== Recorded information

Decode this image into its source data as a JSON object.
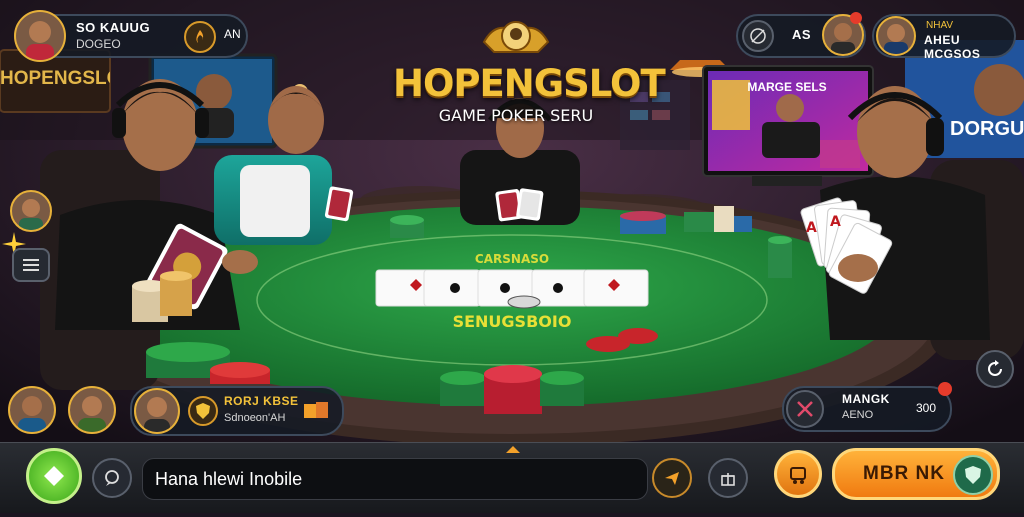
{
  "branding": {
    "title": "HOPENGSLOT",
    "subtitle": "GAME POKER SERU"
  },
  "background": {
    "left_sign": "HOPENGSLOT",
    "tv_left_text": "",
    "tv_center_text": "MARGE SELS",
    "tv_right_text": "DORGU"
  },
  "table": {
    "top_text": "CARSNASO",
    "main_text": "SENUGSBOIO",
    "felt_color": "#1f8a3a",
    "rail_color": "#3a2a22"
  },
  "players": {
    "top_left": {
      "name": "SO KAUUG",
      "sub": "DOGEO",
      "badge": "AN"
    },
    "top_right": {
      "name": "NHAV",
      "sub": "AHEU MCGSOS"
    },
    "bottom_left": {
      "name": "RORJ KBSE",
      "sub": "Sdnoeon'AH"
    },
    "bottom_right": {
      "name": "MANGK",
      "sub": "AENO",
      "value": "300"
    }
  },
  "top_right_icons": {
    "code_label": "AS"
  },
  "bottom_bar": {
    "chat_placeholder": "Hana hlewi Inobile",
    "play_label": "MBR NK"
  },
  "colors": {
    "accent_gold": "#f3c23a",
    "play_orange": "#f59a22",
    "green_button": "#5ec92e"
  },
  "icons": [
    "sparkle-icon",
    "menu-icon",
    "shield-icon",
    "chat-icon",
    "send-icon",
    "gift-icon",
    "cart-icon",
    "refresh-icon",
    "crossbow-icon",
    "swords-icon",
    "chips-icon",
    "flame-icon"
  ]
}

====

### Request:
In your copy of the records, include no pictures; repeat everything else exactly.

### Task result:
Decode this image into its source data as a JSON object.
{
  "branding": {
    "title": "HOPENGSLOT",
    "subtitle": "GAME POKER SERU"
  },
  "background": {
    "left_sign": "HOPENGSLOT",
    "tv_left_text": "",
    "tv_center_text": "MARGE SELS",
    "tv_right_text": "DORGU"
  },
  "table": {
    "top_text": "CARSNASO",
    "main_text": "SENUGSBOIO",
    "felt_color": "#1f8a3a",
    "rail_color": "#3a2a22"
  },
  "players": {
    "top_left": {
      "name": "SO KAUUG",
      "sub": "DOGEO",
      "badge": "AN"
    },
    "top_right": {
      "name": "NHAV",
      "sub": "AHEU MCGSOS"
    },
    "bottom_left": {
      "name": "RORJ KBSE",
      "sub": "Sdnoeon'AH"
    },
    "bottom_right": {
      "name": "MANGK",
      "sub": "AENO",
      "value": "300"
    }
  },
  "top_right_icons": {
    "code_label": "AS"
  },
  "bottom_bar": {
    "chat_placeholder": "Hana hlewi Inobile",
    "play_label": "MBR NK"
  },
  "colors": {
    "accent_gold": "#f3c23a",
    "play_orange": "#f59a22",
    "green_button": "#5ec92e"
  },
  "icons": [
    "sparkle-icon",
    "menu-icon",
    "shield-icon",
    "chat-icon",
    "send-icon",
    "gift-icon",
    "cart-icon",
    "refresh-icon",
    "crossbow-icon",
    "swords-icon",
    "chips-icon",
    "flame-icon"
  ]
}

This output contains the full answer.